>> begin

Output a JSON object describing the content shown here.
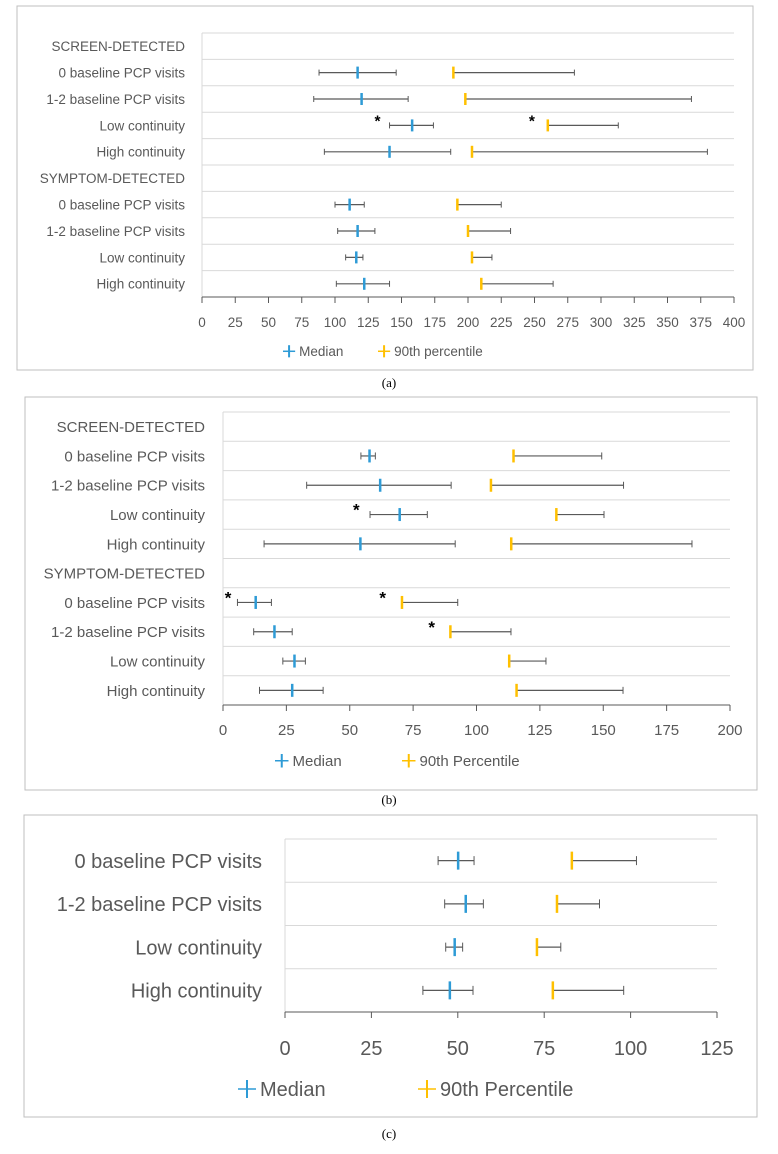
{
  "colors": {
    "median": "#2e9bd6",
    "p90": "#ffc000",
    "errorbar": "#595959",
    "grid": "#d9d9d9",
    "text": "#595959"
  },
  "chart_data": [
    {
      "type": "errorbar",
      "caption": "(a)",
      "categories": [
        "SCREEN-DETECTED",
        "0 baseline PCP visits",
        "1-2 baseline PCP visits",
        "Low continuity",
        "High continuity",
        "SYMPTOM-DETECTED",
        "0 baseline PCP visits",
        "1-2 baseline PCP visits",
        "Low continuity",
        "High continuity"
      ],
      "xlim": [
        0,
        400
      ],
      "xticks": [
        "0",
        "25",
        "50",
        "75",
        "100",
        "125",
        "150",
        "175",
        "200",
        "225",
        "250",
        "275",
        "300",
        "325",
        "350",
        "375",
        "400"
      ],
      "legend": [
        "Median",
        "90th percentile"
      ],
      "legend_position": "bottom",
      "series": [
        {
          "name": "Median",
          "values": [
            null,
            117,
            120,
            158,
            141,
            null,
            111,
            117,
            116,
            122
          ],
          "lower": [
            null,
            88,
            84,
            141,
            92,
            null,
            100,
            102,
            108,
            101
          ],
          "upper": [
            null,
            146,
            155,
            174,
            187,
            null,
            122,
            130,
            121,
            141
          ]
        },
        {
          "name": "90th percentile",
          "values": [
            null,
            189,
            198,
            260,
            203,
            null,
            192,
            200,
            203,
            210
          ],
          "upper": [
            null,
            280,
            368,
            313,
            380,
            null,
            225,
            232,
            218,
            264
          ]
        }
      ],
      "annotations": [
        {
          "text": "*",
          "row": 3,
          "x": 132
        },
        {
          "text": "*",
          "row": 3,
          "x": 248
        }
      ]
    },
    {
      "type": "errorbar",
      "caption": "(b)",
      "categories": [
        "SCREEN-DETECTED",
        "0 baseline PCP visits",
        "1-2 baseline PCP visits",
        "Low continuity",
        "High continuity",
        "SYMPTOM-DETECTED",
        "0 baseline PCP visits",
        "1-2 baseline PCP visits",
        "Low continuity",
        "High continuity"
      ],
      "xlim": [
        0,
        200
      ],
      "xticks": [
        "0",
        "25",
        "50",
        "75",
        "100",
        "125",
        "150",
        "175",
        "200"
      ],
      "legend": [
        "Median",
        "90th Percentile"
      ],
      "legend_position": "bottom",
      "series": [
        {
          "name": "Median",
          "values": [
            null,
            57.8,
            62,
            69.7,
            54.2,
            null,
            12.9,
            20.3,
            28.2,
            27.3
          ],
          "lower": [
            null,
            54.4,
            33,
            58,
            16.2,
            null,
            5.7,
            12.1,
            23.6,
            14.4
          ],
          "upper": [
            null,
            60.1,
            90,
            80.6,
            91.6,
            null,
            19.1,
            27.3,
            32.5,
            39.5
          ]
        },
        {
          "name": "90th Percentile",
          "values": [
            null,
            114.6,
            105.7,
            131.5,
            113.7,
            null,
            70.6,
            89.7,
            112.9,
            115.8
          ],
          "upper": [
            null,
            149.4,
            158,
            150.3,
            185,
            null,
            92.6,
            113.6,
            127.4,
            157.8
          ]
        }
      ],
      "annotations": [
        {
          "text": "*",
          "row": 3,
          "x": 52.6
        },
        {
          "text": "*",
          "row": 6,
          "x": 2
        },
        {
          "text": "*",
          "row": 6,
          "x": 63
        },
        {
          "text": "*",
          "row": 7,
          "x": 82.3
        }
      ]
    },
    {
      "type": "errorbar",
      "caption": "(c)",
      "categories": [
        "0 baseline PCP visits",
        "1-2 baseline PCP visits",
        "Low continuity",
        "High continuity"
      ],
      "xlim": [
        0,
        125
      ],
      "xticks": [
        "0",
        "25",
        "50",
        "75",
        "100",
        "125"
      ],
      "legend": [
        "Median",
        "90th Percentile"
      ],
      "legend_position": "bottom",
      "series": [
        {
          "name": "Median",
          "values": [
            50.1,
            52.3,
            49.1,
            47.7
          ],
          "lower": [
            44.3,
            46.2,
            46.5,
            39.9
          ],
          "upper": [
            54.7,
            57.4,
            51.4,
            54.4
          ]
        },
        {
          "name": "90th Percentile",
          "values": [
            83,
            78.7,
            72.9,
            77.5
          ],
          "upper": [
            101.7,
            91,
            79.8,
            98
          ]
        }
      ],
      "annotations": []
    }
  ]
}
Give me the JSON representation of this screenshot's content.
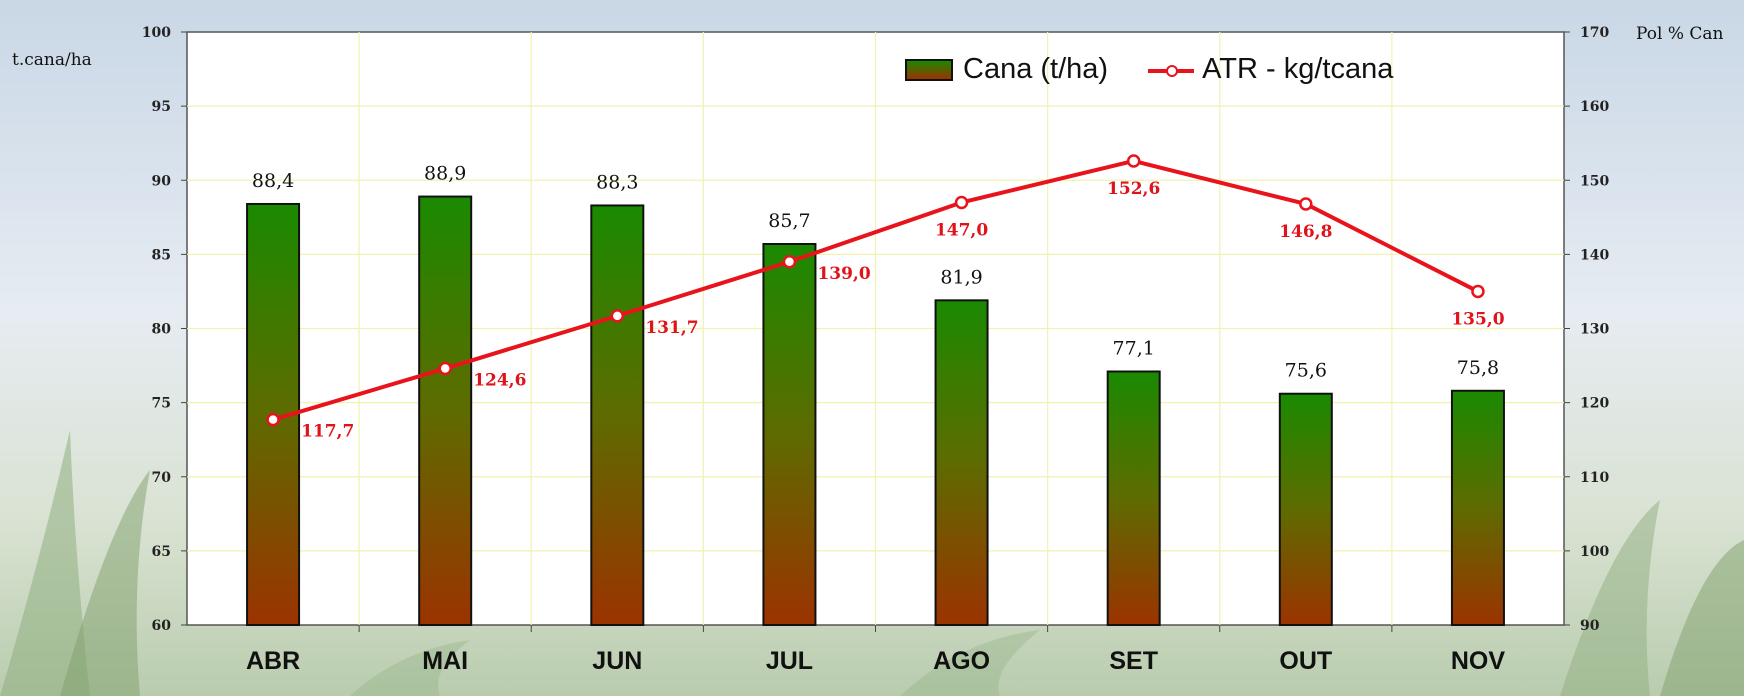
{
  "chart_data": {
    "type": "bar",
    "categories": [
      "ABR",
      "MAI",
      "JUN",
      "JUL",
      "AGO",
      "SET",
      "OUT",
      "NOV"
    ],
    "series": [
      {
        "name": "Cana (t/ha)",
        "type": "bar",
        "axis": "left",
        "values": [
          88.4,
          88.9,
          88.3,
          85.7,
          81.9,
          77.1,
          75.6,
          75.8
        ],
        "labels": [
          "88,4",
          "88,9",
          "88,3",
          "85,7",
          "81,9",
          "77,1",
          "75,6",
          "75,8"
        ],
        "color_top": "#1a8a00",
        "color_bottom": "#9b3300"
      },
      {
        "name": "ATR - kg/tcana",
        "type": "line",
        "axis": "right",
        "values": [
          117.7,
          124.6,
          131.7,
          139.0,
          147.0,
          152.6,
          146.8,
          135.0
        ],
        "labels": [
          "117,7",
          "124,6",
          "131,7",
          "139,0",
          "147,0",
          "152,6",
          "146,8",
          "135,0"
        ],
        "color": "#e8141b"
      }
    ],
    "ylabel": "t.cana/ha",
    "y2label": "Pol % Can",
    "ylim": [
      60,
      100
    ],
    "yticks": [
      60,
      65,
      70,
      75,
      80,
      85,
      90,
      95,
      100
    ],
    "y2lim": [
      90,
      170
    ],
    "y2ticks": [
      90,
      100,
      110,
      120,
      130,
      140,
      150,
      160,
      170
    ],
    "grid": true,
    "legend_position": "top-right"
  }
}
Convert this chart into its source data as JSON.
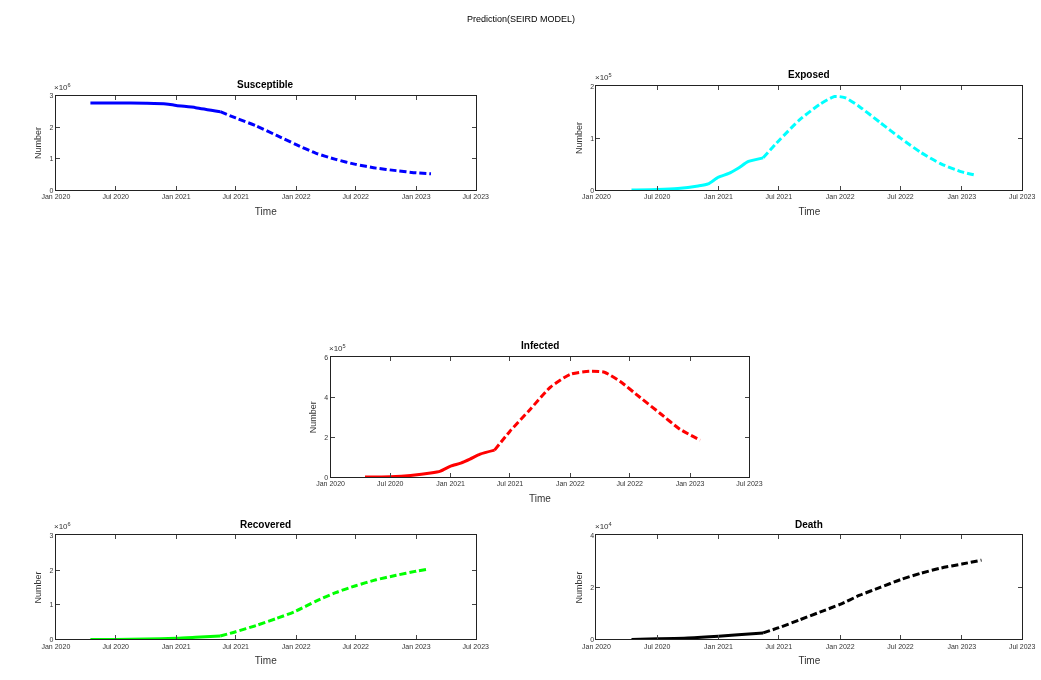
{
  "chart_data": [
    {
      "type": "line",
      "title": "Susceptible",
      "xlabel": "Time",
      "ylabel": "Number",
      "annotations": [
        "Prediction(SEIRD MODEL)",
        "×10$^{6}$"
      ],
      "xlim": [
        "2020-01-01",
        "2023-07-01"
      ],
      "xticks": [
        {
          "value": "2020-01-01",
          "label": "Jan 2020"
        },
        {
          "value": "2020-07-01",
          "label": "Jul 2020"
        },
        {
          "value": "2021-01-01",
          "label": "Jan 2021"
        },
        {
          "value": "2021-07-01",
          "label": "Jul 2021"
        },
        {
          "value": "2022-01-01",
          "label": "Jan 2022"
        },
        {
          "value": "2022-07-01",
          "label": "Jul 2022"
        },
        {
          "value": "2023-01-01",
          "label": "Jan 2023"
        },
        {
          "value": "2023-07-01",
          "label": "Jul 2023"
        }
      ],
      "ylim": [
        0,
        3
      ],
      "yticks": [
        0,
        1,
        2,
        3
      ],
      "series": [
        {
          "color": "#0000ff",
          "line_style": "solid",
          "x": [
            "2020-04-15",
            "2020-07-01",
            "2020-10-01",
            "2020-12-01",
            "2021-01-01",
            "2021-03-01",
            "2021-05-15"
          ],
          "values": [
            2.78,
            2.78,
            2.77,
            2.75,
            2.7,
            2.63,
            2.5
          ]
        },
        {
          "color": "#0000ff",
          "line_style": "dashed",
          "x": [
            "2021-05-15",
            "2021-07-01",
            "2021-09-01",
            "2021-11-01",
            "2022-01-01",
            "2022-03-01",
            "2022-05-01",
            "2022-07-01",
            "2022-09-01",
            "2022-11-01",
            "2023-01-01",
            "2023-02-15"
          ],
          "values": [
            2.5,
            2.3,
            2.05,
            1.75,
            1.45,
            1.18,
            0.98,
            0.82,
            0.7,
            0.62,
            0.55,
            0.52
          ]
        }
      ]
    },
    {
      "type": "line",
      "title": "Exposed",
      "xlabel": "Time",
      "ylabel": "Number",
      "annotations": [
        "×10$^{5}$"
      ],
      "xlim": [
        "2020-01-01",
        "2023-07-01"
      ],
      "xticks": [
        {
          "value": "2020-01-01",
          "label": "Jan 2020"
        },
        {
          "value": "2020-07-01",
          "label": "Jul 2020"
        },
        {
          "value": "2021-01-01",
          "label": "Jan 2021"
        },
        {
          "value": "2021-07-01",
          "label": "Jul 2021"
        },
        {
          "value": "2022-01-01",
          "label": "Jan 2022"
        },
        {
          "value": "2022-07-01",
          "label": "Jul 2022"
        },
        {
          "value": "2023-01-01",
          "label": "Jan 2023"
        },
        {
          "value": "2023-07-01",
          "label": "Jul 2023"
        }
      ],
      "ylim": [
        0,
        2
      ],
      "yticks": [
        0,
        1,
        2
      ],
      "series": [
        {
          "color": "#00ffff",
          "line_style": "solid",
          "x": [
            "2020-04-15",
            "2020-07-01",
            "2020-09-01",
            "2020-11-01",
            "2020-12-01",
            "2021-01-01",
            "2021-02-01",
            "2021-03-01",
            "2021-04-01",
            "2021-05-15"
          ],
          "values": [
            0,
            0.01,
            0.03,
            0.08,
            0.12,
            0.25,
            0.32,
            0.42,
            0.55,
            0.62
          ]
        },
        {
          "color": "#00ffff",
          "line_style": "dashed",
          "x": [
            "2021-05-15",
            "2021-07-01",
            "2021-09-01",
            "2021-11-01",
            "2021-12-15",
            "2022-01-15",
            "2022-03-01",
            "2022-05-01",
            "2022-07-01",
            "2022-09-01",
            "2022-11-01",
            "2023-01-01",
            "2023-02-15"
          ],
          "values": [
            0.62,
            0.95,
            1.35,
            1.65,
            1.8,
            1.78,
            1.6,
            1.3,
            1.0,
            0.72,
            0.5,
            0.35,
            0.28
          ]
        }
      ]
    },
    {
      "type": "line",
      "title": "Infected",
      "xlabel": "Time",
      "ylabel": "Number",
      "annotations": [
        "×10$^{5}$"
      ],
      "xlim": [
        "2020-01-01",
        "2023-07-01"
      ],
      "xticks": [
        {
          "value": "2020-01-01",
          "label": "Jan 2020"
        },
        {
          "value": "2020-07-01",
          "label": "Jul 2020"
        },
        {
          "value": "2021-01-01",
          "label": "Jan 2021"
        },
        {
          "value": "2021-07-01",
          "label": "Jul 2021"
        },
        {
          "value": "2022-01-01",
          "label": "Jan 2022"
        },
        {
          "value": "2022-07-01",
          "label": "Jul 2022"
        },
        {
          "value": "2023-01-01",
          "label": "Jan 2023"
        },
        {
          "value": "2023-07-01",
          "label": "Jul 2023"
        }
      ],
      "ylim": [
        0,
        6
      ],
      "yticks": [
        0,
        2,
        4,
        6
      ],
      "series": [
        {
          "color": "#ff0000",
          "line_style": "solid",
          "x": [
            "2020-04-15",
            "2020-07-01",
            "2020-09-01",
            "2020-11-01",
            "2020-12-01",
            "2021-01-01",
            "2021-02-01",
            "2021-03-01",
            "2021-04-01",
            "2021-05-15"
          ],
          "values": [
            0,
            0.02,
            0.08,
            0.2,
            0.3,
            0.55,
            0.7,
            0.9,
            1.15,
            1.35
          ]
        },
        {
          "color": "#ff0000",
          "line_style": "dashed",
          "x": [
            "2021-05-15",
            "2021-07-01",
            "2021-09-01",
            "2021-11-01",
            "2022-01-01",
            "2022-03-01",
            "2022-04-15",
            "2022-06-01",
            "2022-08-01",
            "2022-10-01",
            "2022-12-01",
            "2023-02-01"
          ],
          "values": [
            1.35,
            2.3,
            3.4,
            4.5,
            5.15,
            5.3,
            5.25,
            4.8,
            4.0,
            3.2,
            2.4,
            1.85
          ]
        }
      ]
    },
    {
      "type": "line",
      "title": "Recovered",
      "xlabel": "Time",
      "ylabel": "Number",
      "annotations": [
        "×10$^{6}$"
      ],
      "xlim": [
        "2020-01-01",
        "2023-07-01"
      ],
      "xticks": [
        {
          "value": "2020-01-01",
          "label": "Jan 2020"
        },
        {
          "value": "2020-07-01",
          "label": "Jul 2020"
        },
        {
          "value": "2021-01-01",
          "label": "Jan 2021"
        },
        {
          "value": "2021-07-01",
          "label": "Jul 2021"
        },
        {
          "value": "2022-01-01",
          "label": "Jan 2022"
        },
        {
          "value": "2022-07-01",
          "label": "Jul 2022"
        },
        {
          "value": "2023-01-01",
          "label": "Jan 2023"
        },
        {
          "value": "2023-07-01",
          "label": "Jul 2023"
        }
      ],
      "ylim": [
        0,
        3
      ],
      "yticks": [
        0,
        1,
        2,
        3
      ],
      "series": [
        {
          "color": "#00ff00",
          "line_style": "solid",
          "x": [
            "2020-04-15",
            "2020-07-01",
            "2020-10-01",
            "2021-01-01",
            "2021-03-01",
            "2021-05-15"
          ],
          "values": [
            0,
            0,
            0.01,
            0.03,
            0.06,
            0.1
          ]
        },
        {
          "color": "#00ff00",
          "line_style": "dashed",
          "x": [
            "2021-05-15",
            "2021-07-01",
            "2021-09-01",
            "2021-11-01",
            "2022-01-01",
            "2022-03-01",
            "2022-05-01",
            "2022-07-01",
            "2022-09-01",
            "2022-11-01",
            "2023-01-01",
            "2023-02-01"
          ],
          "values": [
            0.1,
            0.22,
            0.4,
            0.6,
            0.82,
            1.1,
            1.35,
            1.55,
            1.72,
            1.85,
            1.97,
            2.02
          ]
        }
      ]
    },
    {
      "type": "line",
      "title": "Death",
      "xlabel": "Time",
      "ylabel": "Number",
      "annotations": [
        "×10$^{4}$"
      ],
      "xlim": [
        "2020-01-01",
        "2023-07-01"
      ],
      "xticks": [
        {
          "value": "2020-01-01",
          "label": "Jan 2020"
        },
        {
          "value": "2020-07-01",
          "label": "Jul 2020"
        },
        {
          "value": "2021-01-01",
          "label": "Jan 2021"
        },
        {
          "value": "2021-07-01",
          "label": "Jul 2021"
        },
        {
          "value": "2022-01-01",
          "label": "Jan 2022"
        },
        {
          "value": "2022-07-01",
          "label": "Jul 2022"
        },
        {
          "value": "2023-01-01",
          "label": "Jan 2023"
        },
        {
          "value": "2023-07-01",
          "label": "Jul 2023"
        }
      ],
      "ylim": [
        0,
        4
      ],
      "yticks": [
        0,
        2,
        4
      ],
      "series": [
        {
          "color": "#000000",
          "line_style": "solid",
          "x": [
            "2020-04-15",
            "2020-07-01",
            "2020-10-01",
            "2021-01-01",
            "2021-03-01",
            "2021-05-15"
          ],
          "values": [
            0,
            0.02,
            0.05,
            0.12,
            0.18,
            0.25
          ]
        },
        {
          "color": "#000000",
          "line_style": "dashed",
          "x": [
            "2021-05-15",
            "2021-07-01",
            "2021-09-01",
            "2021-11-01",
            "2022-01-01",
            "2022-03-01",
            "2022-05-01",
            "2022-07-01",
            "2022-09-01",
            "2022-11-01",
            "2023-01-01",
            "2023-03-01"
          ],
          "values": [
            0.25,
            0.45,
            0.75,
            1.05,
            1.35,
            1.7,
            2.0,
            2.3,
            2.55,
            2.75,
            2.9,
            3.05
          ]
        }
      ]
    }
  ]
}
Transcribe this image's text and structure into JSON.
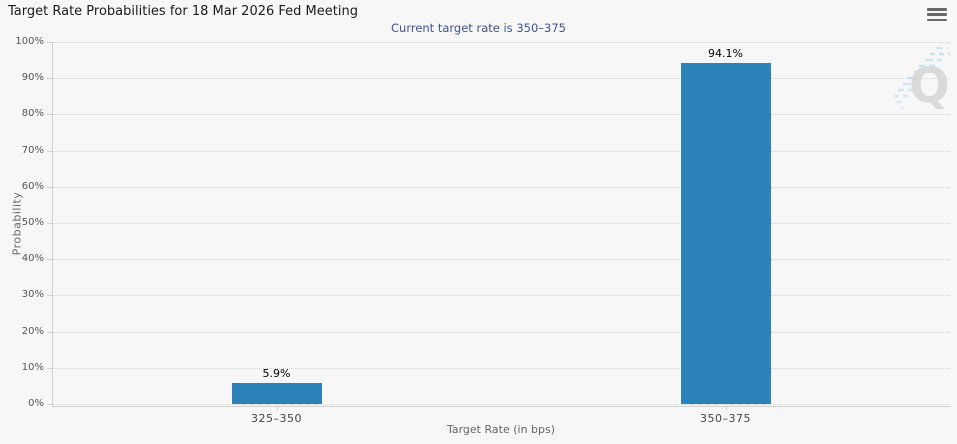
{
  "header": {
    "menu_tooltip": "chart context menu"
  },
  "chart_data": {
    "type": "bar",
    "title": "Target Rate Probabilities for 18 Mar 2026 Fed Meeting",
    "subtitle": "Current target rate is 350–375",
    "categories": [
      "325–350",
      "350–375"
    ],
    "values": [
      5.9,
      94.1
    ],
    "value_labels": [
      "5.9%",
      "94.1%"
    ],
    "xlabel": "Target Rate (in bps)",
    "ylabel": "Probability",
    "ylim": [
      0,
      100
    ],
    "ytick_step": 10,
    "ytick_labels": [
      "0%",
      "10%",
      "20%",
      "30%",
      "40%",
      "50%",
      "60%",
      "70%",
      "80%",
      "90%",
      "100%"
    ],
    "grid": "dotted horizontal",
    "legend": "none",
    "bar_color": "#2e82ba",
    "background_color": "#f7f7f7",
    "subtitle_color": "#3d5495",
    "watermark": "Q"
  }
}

>> end

#### [WHAT YOU HAVE TO DO]
From the entries above, copy out every line where the string "content" appears.

#### [SOLUTION TO THIS EXERCISE]
Output a JSON object describing the content shown here.
Give me the JSON representation of this screenshot's content.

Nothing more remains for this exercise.